Provided records:
====
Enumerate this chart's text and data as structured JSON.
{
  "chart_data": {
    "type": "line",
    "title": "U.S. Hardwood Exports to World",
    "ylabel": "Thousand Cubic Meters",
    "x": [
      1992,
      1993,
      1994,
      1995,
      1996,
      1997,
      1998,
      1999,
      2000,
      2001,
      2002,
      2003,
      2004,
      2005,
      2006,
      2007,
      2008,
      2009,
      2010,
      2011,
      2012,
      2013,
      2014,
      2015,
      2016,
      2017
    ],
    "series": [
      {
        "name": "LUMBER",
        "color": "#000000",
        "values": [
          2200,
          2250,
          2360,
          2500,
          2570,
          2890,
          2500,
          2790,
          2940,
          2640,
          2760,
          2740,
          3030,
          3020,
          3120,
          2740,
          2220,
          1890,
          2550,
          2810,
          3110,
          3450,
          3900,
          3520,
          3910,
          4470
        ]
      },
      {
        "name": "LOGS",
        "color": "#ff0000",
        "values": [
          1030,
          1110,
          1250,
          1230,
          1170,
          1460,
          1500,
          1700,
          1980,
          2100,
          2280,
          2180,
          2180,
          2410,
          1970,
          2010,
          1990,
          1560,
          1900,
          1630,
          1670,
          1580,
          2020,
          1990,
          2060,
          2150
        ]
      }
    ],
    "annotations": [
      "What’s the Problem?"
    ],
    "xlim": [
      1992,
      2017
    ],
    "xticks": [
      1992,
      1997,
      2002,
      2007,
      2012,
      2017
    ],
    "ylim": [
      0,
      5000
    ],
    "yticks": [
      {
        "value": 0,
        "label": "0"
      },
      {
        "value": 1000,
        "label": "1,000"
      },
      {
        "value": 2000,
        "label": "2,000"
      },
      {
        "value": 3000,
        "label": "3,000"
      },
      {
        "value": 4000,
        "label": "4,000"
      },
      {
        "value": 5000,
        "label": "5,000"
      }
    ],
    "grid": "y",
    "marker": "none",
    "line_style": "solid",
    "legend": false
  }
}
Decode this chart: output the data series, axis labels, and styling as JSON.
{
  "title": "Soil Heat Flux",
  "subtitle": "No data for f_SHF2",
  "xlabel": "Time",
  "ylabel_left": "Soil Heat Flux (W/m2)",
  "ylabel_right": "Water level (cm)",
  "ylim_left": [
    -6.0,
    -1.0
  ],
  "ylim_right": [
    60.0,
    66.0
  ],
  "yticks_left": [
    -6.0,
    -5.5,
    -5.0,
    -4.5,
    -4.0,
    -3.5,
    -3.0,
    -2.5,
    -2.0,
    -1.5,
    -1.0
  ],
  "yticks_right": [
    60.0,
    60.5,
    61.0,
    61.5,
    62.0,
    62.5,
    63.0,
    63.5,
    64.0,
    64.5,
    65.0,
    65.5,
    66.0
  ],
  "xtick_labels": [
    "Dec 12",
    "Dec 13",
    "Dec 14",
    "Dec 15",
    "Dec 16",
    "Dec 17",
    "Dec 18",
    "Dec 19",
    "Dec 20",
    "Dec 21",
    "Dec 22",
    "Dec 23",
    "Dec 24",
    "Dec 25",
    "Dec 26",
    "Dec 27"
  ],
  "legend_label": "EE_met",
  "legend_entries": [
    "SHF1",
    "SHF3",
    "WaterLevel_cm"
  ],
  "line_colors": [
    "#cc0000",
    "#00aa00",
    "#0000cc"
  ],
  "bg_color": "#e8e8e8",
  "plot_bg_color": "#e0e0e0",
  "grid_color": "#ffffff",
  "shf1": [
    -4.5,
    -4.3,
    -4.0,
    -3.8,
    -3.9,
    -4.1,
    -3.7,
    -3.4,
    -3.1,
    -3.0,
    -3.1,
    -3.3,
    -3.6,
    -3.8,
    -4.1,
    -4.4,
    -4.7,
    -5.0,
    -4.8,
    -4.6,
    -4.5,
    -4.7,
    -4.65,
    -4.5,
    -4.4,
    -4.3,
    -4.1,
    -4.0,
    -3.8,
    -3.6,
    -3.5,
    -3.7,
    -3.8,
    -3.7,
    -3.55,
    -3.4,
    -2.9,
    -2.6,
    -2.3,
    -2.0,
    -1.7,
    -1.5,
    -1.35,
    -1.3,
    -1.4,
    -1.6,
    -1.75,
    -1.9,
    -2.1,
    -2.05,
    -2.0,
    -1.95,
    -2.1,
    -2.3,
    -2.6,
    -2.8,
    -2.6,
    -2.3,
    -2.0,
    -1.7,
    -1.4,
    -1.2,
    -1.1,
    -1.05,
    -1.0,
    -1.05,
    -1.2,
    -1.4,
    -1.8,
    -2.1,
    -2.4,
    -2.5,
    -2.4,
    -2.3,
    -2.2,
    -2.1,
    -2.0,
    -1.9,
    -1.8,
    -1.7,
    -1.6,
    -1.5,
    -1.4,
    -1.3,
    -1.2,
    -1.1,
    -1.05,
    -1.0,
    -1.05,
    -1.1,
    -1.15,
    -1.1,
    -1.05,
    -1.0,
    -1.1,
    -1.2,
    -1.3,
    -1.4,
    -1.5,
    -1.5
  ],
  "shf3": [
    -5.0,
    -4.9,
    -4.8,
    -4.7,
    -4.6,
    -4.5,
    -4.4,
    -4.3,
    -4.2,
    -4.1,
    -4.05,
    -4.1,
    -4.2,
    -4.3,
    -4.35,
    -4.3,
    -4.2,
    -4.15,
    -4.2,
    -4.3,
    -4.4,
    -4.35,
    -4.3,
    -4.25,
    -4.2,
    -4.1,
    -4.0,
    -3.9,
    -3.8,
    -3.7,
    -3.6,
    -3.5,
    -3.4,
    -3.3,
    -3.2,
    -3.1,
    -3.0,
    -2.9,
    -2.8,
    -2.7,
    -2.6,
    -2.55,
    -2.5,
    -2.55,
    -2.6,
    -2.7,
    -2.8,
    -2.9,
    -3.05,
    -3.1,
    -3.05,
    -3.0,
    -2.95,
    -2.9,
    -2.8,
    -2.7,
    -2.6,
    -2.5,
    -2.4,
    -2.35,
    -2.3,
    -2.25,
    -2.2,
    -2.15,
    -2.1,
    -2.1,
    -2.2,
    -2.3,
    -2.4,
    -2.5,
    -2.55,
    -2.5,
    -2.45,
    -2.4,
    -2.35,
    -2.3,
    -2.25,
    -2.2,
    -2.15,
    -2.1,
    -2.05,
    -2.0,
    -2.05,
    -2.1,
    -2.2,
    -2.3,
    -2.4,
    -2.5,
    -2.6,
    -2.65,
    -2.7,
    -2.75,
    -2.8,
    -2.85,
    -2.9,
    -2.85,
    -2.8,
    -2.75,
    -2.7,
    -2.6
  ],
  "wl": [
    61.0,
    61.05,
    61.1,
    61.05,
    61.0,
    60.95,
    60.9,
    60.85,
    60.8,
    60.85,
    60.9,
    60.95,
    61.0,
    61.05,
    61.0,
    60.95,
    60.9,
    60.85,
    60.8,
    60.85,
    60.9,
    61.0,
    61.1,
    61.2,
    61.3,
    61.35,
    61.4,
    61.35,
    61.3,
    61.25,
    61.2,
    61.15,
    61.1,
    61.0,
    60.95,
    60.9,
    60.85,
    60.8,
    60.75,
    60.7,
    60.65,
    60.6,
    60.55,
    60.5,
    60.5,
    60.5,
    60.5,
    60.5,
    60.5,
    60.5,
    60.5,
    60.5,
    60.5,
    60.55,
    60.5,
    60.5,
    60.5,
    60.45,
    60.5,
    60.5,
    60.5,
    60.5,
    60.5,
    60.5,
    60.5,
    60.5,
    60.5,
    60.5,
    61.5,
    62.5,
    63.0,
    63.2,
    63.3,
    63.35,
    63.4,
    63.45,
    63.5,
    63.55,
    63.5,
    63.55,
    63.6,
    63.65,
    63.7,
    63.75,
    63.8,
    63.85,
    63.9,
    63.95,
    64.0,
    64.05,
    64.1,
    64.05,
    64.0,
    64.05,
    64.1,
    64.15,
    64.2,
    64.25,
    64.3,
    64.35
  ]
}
====
Task brief: Show the lines of the records that include the string "JSON".

Correct output:
Enumerate this chart's text and data as structured JSON.
Decode this chart: output the data series, axis labels, and styling as JSON.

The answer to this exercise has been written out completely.